Below are some records; state how many of their lines contain the word "Mixing", and add nothing.

***** Given data

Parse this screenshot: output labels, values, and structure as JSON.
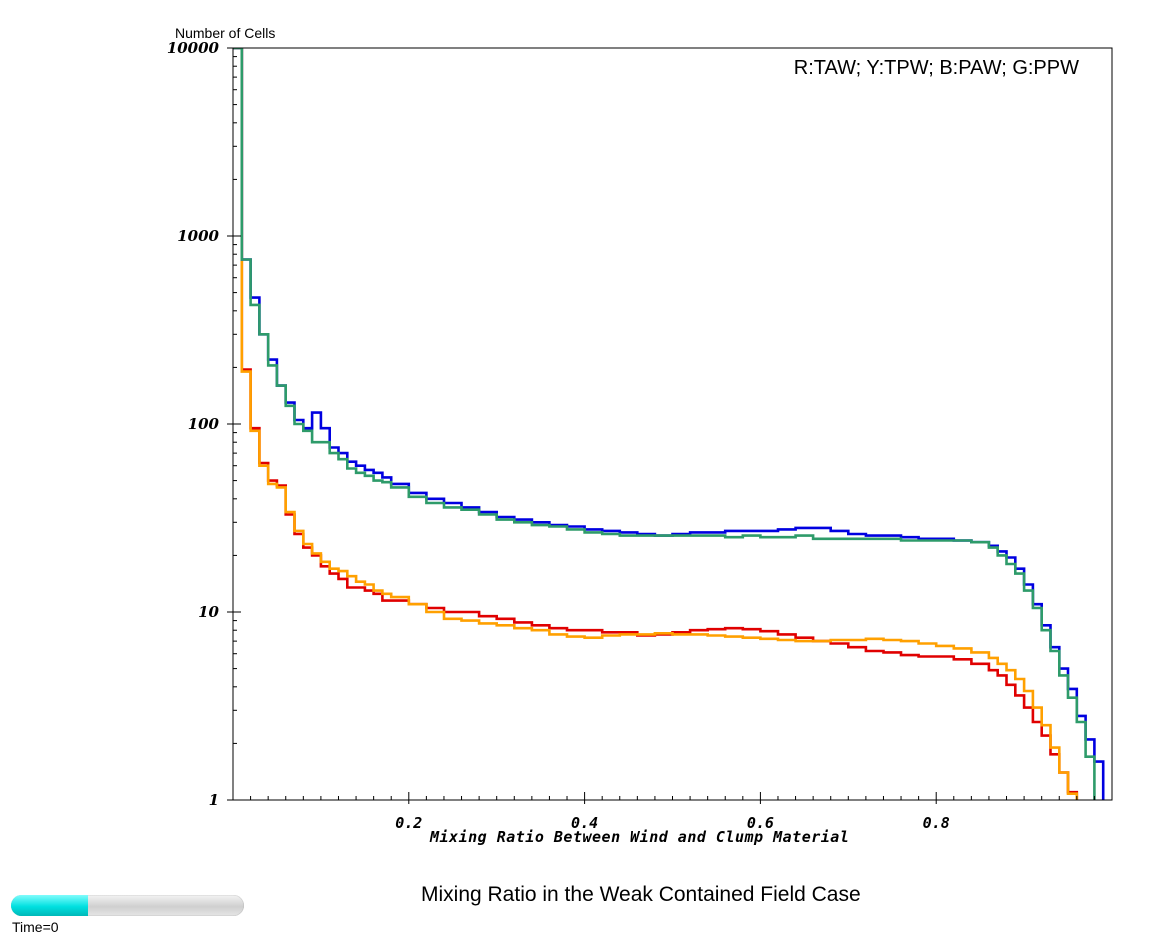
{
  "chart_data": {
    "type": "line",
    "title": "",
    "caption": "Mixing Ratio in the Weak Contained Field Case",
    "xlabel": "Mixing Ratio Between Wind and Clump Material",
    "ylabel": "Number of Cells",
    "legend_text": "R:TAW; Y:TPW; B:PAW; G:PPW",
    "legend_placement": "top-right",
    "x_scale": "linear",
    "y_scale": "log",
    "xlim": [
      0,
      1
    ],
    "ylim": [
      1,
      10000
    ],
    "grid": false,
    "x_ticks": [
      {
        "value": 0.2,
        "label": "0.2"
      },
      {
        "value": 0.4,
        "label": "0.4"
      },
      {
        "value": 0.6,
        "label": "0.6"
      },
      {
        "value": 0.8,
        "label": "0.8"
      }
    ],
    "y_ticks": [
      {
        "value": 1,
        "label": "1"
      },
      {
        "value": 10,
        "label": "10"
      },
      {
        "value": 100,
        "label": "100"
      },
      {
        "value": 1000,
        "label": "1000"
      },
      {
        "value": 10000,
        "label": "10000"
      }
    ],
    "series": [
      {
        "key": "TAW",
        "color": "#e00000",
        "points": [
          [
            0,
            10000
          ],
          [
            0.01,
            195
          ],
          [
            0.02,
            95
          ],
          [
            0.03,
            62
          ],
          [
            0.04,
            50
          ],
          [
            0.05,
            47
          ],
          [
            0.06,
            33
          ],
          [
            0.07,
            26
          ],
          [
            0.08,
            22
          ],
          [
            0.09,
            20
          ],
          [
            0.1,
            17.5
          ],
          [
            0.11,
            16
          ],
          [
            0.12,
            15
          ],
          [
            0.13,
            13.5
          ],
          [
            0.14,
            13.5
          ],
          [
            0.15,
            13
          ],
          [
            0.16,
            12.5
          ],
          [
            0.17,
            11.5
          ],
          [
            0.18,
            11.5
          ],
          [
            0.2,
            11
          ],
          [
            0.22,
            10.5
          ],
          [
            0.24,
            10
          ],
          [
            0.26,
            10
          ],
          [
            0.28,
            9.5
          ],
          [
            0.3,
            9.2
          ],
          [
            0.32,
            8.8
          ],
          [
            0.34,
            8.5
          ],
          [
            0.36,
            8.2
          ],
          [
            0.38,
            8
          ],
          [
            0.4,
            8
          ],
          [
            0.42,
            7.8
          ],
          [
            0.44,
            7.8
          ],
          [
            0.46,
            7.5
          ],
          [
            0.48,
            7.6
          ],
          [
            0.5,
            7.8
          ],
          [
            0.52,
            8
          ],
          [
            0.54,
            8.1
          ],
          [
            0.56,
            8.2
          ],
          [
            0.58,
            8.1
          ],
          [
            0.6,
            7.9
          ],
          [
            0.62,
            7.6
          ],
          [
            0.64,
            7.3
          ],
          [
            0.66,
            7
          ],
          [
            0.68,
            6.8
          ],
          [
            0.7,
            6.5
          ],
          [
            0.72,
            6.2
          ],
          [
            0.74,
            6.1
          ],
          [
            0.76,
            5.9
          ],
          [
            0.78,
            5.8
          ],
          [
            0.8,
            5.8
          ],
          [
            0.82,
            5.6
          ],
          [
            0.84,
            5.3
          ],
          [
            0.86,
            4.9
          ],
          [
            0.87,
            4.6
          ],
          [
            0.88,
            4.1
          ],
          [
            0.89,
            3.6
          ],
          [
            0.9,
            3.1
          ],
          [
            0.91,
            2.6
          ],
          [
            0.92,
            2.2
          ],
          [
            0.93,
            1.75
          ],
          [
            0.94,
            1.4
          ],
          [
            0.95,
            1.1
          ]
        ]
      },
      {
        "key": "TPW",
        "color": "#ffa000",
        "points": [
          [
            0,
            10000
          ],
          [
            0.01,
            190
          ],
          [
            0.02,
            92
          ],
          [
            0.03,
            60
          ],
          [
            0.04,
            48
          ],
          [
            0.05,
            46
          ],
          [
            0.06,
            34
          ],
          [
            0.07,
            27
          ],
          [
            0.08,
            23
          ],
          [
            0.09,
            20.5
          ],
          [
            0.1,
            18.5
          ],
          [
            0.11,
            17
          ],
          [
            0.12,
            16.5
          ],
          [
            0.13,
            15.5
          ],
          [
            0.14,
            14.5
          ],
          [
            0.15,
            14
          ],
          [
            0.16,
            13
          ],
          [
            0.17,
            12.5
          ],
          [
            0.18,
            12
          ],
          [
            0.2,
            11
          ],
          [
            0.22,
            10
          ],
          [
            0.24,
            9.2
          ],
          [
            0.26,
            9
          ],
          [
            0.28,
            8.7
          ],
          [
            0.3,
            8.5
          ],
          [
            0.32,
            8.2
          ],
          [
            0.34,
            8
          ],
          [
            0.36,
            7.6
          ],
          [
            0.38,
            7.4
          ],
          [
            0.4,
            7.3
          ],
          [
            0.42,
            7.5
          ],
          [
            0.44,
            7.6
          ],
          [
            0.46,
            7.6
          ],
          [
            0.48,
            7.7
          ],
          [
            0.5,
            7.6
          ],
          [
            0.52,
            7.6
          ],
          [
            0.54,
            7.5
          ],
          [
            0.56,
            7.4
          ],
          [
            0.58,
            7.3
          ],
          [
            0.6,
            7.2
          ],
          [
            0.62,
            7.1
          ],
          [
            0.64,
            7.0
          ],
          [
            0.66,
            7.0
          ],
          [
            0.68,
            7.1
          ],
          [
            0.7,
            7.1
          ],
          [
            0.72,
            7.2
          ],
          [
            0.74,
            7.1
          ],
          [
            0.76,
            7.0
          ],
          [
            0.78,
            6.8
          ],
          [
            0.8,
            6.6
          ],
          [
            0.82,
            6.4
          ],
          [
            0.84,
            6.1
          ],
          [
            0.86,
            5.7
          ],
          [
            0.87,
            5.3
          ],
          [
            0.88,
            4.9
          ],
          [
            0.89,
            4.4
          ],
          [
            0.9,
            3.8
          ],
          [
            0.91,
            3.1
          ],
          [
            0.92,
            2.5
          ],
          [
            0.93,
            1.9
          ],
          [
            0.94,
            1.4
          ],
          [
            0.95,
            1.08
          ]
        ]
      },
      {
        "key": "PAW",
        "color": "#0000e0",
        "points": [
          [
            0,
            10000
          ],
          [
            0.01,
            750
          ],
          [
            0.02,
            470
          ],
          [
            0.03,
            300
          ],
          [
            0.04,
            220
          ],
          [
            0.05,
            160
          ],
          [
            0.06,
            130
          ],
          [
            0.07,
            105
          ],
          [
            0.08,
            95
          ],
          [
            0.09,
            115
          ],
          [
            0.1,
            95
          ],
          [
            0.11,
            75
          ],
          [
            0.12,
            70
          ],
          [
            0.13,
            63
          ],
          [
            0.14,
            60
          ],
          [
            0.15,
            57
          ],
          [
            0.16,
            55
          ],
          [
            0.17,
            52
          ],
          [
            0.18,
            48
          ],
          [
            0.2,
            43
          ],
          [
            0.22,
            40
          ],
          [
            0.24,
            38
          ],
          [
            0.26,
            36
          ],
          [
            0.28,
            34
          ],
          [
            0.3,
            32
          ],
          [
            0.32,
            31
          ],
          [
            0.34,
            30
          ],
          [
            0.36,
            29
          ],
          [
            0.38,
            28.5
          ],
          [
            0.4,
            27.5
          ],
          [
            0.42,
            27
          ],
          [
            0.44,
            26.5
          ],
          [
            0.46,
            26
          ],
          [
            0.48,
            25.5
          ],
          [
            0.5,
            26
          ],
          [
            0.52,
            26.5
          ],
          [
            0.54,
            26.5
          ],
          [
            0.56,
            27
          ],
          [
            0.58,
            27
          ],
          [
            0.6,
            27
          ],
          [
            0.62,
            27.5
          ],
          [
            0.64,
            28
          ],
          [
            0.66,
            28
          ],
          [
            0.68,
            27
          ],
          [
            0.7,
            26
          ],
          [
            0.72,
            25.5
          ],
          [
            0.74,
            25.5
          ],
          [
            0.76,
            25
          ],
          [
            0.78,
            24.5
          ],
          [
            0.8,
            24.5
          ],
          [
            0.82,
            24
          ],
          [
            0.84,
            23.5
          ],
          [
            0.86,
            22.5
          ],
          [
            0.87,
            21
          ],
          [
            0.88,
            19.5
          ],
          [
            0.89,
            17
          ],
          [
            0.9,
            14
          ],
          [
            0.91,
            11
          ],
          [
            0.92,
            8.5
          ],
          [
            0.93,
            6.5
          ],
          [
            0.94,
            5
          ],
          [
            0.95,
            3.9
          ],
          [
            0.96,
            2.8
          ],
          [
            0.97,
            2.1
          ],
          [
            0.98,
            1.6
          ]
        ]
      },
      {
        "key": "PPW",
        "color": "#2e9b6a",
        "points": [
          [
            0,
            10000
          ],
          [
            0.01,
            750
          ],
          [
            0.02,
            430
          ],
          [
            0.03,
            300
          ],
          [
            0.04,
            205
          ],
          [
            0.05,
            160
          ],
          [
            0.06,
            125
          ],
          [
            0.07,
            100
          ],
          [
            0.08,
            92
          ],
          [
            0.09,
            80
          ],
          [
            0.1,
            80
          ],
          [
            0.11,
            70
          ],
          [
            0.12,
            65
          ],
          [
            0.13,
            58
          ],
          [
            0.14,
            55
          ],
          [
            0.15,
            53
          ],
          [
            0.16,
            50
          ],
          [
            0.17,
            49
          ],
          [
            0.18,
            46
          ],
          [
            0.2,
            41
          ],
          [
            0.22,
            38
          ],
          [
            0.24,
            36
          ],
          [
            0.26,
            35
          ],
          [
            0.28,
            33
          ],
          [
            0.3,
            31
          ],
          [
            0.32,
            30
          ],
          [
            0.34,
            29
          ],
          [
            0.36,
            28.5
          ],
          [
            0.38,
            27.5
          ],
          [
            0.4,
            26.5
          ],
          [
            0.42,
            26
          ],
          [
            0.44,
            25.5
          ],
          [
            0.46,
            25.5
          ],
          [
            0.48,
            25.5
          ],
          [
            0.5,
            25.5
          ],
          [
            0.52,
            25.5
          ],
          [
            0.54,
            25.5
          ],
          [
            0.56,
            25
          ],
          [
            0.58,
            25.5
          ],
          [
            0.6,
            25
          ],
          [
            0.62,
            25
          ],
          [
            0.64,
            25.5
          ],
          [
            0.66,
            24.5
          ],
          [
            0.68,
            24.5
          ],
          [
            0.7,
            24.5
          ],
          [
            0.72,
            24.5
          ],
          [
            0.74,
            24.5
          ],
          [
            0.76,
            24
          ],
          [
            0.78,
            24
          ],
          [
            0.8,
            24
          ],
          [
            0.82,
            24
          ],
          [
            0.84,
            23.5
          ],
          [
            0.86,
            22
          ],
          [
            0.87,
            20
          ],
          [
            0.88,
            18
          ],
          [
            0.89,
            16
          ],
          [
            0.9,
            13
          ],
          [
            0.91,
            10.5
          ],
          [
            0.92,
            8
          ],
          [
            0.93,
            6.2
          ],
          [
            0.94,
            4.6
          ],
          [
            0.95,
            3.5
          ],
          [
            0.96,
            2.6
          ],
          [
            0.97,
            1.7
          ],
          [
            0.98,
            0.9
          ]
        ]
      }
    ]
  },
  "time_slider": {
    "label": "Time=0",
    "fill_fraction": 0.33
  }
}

**********

**Exercise output**
2